● **Data records**:
:::::

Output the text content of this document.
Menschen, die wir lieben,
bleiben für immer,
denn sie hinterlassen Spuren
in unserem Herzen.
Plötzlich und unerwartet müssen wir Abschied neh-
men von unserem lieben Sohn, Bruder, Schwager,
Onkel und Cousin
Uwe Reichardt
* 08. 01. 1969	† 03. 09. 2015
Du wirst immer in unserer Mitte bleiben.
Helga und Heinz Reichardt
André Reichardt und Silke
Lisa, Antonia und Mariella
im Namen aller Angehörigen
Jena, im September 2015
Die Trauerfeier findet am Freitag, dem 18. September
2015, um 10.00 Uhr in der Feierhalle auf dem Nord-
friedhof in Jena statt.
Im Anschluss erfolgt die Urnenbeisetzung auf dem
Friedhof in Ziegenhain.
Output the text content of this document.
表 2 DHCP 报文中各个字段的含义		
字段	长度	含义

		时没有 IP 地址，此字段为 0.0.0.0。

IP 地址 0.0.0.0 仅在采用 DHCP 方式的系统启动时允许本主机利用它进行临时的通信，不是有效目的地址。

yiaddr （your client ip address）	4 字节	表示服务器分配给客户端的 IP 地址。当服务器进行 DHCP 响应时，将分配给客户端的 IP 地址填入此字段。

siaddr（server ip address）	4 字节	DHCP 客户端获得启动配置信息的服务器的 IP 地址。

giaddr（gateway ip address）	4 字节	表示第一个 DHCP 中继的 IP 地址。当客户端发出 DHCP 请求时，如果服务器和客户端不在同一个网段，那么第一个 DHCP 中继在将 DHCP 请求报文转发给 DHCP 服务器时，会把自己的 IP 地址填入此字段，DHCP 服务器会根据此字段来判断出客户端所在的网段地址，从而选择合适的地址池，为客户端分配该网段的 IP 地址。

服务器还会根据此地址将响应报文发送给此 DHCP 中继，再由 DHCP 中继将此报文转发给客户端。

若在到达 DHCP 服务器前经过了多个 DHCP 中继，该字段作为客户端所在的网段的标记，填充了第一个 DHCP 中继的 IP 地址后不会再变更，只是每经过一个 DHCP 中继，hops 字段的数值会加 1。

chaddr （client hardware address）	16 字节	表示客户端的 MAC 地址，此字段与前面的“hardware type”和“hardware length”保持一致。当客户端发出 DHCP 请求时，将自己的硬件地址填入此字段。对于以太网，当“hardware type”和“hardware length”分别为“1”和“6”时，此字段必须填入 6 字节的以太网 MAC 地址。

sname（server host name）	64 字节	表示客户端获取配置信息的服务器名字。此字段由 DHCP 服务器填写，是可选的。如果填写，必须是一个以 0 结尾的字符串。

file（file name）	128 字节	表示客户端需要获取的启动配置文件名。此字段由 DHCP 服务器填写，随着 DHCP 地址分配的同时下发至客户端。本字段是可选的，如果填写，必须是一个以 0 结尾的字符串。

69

:::::

● **Goal**: Make an exact copy of the records.

● **Expected answer**:
Output the text content of this document.
Menschen, die wir lieben,
bleiben für immer,
denn sie hinterlassen Spuren
in unserem Herzen.
Plötzlich und unerwartet müssen wir Abschied neh-
men von unserem lieben Sohn, Bruder, Schwager,
Onkel und Cousin
Uwe Reichardt
* 08. 01. 1969	† 03. 09. 2015
Du wirst immer in unserer Mitte bleiben.
Helga und Heinz Reichardt
André Reichardt und Silke
Lisa, Antonia und Mariella
im Namen aller Angehörigen
Jena, im September 2015
Die Trauerfeier findet am Freitag, dem 18. September
2015, um 10.00 Uhr in der Feierhalle auf dem Nord-
friedhof in Jena statt.
Im Anschluss erfolgt die Urnenbeisetzung auf dem
Friedhof in Ziegenhain.
Output the text content of this document.
表 2 DHCP 报文中各个字段的含义		
字段	长度	含义

		时没有 IP 地址，此字段为 0.0.0.0。

IP 地址 0.0.0.0 仅在采用 DHCP 方式的系统启动时允许本主机利用它进行临时的通信，不是有效目的地址。

yiaddr （your client ip address）	4 字节	表示服务器分配给客户端的 IP 地址。当服务器进行 DHCP 响应时，将分配给客户端的 IP 地址填入此字段。

siaddr（server ip address）	4 字节	DHCP 客户端获得启动配置信息的服务器的 IP 地址。

giaddr（gateway ip address）	4 字节	表示第一个 DHCP 中继的 IP 地址。当客户端发出 DHCP 请求时，如果服务器和客户端不在同一个网段，那么第一个 DHCP 中继在将 DHCP 请求报文转发给 DHCP 服务器时，会把自己的 IP 地址填入此字段，DHCP 服务器会根据此字段来判断出客户端所在的网段地址，从而选择合适的地址池，为客户端分配该网段的 IP 地址。

服务器还会根据此地址将响应报文发送给此 DHCP 中继，再由 DHCP 中继将此报文转发给客户端。

若在到达 DHCP 服务器前经过了多个 DHCP 中继，该字段作为客户端所在的网段的标记，填充了第一个 DHCP 中继的 IP 地址后不会再变更，只是每经过一个 DHCP 中继，hops 字段的数值会加 1。

chaddr （client hardware address）	16 字节	表示客户端的 MAC 地址，此字段与前面的“hardware type”和“hardware length”保持一致。当客户端发出 DHCP 请求时，将自己的硬件地址填入此字段。对于以太网，当“hardware type”和“hardware length”分别为“1”和“6”时，此字段必须填入 6 字节的以太网 MAC 地址。

sname（server host name）	64 字节	表示客户端获取配置信息的服务器名字。此字段由 DHCP 服务器填写，是可选的。如果填写，必须是一个以 0 结尾的字符串。

file（file name）	128 字节	表示客户端需要获取的启动配置文件名。此字段由 DHCP 服务器填写，随着 DHCP 地址分配的同时下发至客户端。本字段是可选的，如果填写，必须是一个以 0 结尾的字符串。

69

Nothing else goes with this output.